### MATERIAL PROVIDED
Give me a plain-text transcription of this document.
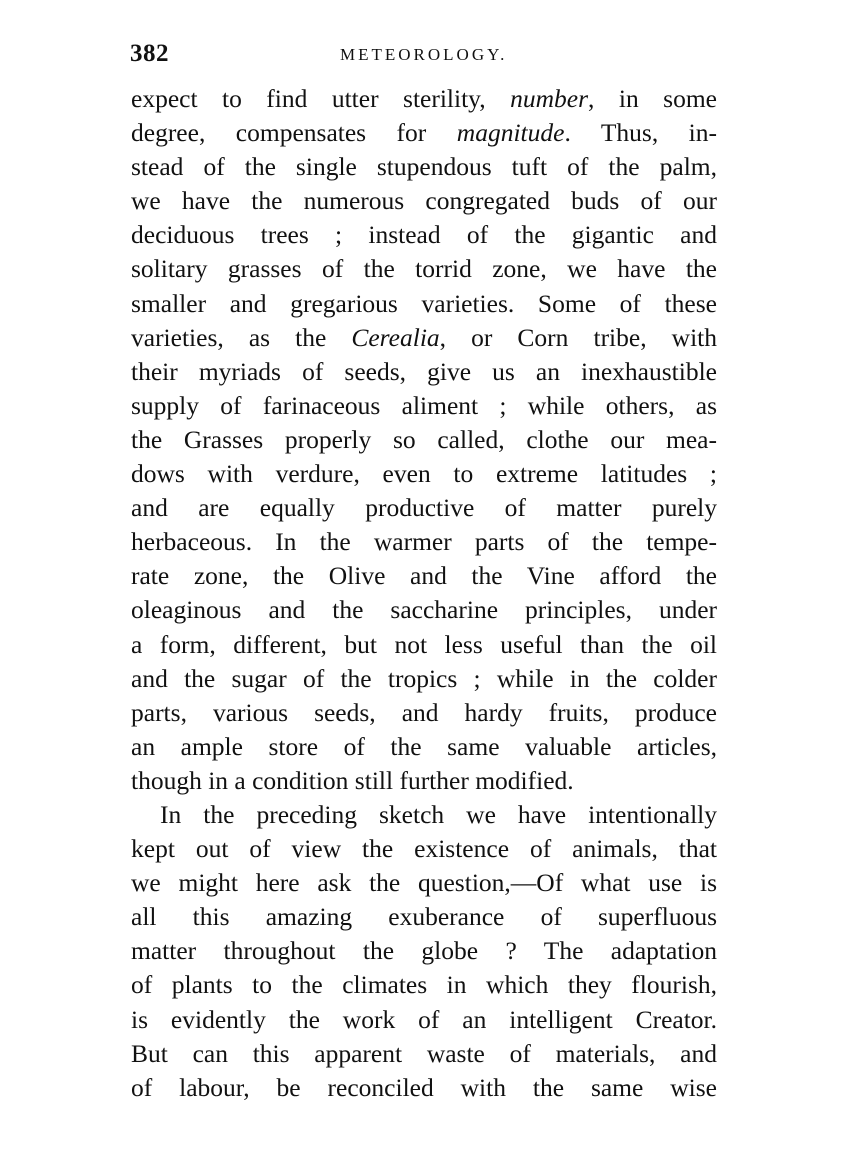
382	METEOROLOGY.
expect to find utter sterility, number, in some
degree, compensates for magnitude. Thus, in-
stead of the single stupendous tuft of the palm,
we have the numerous congregated buds of our
deciduous trees ; instead of the gigantic and
solitary grasses of the torrid zone, we have the
smaller and gregarious varieties. Some of these
varieties, as the Cerealia, or Corn tribe, with
their myriads of seeds, give us an inexhaustible
supply of farinaceous aliment ; while others, as
the Grasses properly so called, clothe our mea-
dows with verdure, even to extreme latitudes ;
and are equally productive of matter purely
herbaceous. In the warmer parts of the tempe-
rate zone, the Olive and the Vine afford the
oleaginous and the saccharine principles, under
a form, different, but not less useful than the oil
and the sugar of the tropics ; while in the colder
parts, various seeds, and hardy fruits, produce
an ample store of the same valuable articles,
though in a condition still further modified.
In the preceding sketch we have intentionally
kept out of view the existence of animals, that
we might here ask the question,—Of what use is
all this amazing exuberance of superfluous
matter throughout the globe ? The adaptation
of plants to the climates in which they flourish,
is evidently the work of an intelligent Creator.
But can this apparent waste of materials, and
of labour, be reconciled with the same wise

### EXERCISE INSTRUCTIONS
Pull every line containing "with" out of the data above.

### WRITTEN SOLUTION
varieties, as the Cerealia, or Corn tribe, with
dows with verdure, even to extreme latitudes ;
of labour, be reconciled with the same wise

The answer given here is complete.